** begin Dataset entries **

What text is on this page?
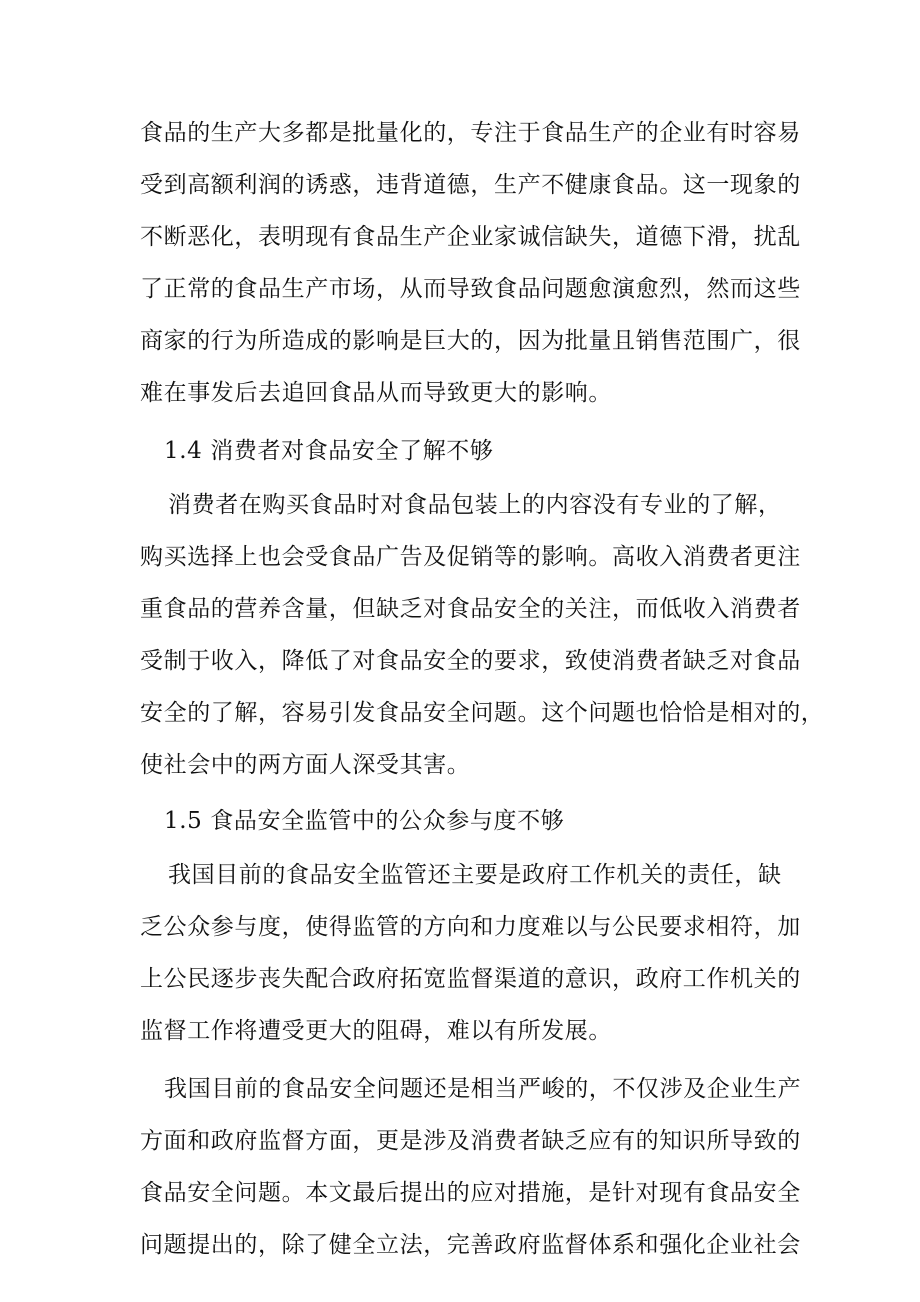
食品的生产大多都是批量化的，专注于食品生产的企业有时容易
受到高额利润的诱惑，违背道德，生产不健康食品。这一现象的
不断恶化，表明现有食品生产企业家诚信缺失，道德下滑，扰乱
了正常的食品生产市场，从而导致食品问题愈演愈烈，然而这些
商家的行为所造成的影响是巨大的，因为批量且销售范围广，很
难在事发后去追回食品从而导致更大的影响。
1.4 消费者对食品安全了解不够
消费者在购买食品时对食品包装上的内容没有专业的了解，
购买选择上也会受食品广告及促销等的影响。高收入消费者更注
重食品的营养含量，但缺乏对食品安全的关注，而低收入消费者
受制于收入，降低了对食品安全的要求，致使消费者缺乏对食品
安全的了解，容易引发食品安全问题。这个问题也恰恰是相对的，
使社会中的两方面人深受其害。
1.5 食品安全监管中的公众参与度不够
我国目前的食品安全监管还主要是政府工作机关的责任，缺
乏公众参与度，使得监管的方向和力度难以与公民要求相符，加
上公民逐步丧失配合政府拓宽监督渠道的意识，政府工作机关的
监督工作将遭受更大的阻碍，难以有所发展。
我国目前的食品安全问题还是相当严峻的，不仅涉及企业生产
方面和政府监督方面，更是涉及消费者缺乏应有的知识所导致的
食品安全问题。本文最后提出的应对措施，是针对现有食品安全
问题提出的，除了健全立法，完善政府监督体系和强化企业社会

** end Dataset entries **

• **Exercise**
All of the lines above should be printed exactly, minus the pictures.

• **Finished task**
What text is on this page?
食品的生产大多都是批量化的，专注于食品生产的企业有时容易
受到高额利润的诱惑，违背道德，生产不健康食品。这一现象的
不断恶化，表明现有食品生产企业家诚信缺失，道德下滑，扰乱
了正常的食品生产市场，从而导致食品问题愈演愈烈，然而这些
商家的行为所造成的影响是巨大的，因为批量且销售范围广，很
难在事发后去追回食品从而导致更大的影响。
1.4 消费者对食品安全了解不够
消费者在购买食品时对食品包装上的内容没有专业的了解，
购买选择上也会受食品广告及促销等的影响。高收入消费者更注
重食品的营养含量，但缺乏对食品安全的关注，而低收入消费者
受制于收入，降低了对食品安全的要求，致使消费者缺乏对食品
安全的了解，容易引发食品安全问题。这个问题也恰恰是相对的，
使社会中的两方面人深受其害。
1.5 食品安全监管中的公众参与度不够
我国目前的食品安全监管还主要是政府工作机关的责任，缺
乏公众参与度，使得监管的方向和力度难以与公民要求相符，加
上公民逐步丧失配合政府拓宽监督渠道的意识，政府工作机关的
监督工作将遭受更大的阻碍，难以有所发展。
我国目前的食品安全问题还是相当严峻的，不仅涉及企业生产
方面和政府监督方面，更是涉及消费者缺乏应有的知识所导致的
食品安全问题。本文最后提出的应对措施，是针对现有食品安全
问题提出的，除了健全立法，完善政府监督体系和强化企业社会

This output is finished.